Check each line of the data for "rank" and select those that have it.

--- Start Exercise data ---

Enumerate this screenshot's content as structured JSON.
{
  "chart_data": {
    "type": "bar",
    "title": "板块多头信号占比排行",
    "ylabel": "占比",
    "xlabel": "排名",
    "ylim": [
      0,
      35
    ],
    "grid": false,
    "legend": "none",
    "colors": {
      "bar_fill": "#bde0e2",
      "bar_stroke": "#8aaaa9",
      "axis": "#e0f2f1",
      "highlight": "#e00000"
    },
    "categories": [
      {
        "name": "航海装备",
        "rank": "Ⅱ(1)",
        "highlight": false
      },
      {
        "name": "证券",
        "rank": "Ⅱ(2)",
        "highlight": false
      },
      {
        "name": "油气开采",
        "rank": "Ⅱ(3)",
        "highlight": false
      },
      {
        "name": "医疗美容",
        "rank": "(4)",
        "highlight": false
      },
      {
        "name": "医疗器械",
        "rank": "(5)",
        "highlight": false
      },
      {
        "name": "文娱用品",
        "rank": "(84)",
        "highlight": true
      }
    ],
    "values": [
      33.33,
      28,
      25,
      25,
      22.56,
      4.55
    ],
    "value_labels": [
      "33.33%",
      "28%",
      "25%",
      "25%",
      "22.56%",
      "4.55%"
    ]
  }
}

--- End Exercise data ---

• _Written answer_
        "rank": "Ⅱ(1)",
        "rank": "Ⅱ(2)",
        "rank": "Ⅱ(3)",
        "rank": "(4)",
        "rank": "(5)",
        "rank": "(84)",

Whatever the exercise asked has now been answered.